#### OBJECTIVE
Copy each line below exactly and leave the pictures out.
— start —
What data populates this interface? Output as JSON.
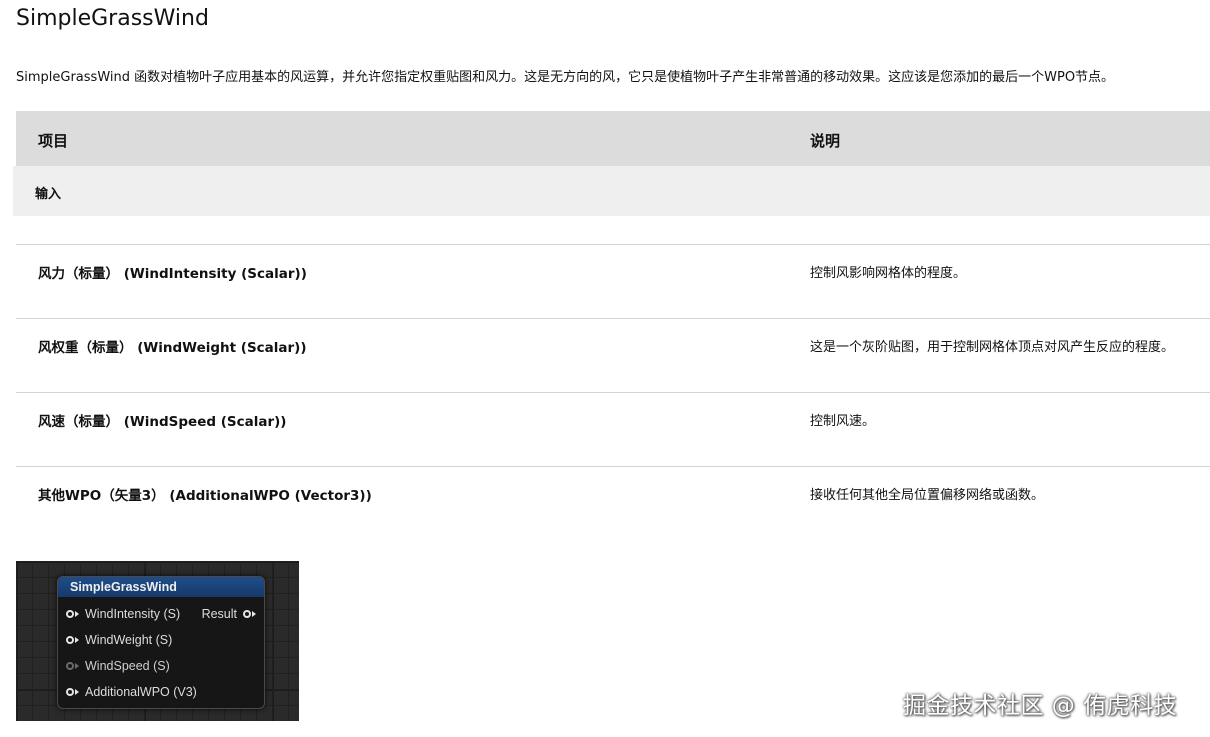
{
  "title": "SimpleGrassWind",
  "intro": "SimpleGrassWind 函数对植物叶子应用基本的风运算，并允许您指定权重贴图和风力。这是无方向的风，它只是使植物叶子产生非常普通的移动效果。这应该是您添加的最后一个WPO节点。",
  "table": {
    "header_item": "项目",
    "header_desc": "说明",
    "group_label": "输入",
    "rows": [
      {
        "name": "风力（标量） (WindIntensity (Scalar))",
        "desc": "控制风影响网格体的程度。"
      },
      {
        "name": "风权重（标量） (WindWeight (Scalar))",
        "desc": "这是一个灰阶贴图，用于控制网格体顶点对风产生反应的程度。"
      },
      {
        "name": "风速（标量） (WindSpeed (Scalar))",
        "desc": "控制风速。"
      },
      {
        "name": "其他WPO（矢量3） (AdditionalWPO (Vector3))",
        "desc": "接收任何其他全局位置偏移网络或函数。"
      }
    ]
  },
  "node": {
    "title": "SimpleGrassWind",
    "inputs": [
      {
        "label": "WindIntensity (S)",
        "connected": true
      },
      {
        "label": "WindWeight (S)",
        "connected": true
      },
      {
        "label": "WindSpeed (S)",
        "connected": false
      },
      {
        "label": "AdditionalWPO (V3)",
        "connected": true
      }
    ],
    "output": "Result",
    "header_color": "#1f4d8a"
  },
  "watermark": "掘金技术社区 @ 侑虎科技"
}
— end —
#### EXERCISE RESULT
What data populates this interface? Output as JSON.
{
  "title": "SimpleGrassWind",
  "intro": "SimpleGrassWind 函数对植物叶子应用基本的风运算，并允许您指定权重贴图和风力。这是无方向的风，它只是使植物叶子产生非常普通的移动效果。这应该是您添加的最后一个WPO节点。",
  "table": {
    "header_item": "项目",
    "header_desc": "说明",
    "group_label": "输入",
    "rows": [
      {
        "name": "风力（标量） (WindIntensity (Scalar))",
        "desc": "控制风影响网格体的程度。"
      },
      {
        "name": "风权重（标量） (WindWeight (Scalar))",
        "desc": "这是一个灰阶贴图，用于控制网格体顶点对风产生反应的程度。"
      },
      {
        "name": "风速（标量） (WindSpeed (Scalar))",
        "desc": "控制风速。"
      },
      {
        "name": "其他WPO（矢量3） (AdditionalWPO (Vector3))",
        "desc": "接收任何其他全局位置偏移网络或函数。"
      }
    ]
  },
  "node": {
    "title": "SimpleGrassWind",
    "inputs": [
      {
        "label": "WindIntensity (S)",
        "connected": true
      },
      {
        "label": "WindWeight (S)",
        "connected": true
      },
      {
        "label": "WindSpeed (S)",
        "connected": false
      },
      {
        "label": "AdditionalWPO (V3)",
        "connected": true
      }
    ],
    "output": "Result",
    "header_color": "#1f4d8a"
  },
  "watermark": "掘金技术社区 @ 侑虎科技"
}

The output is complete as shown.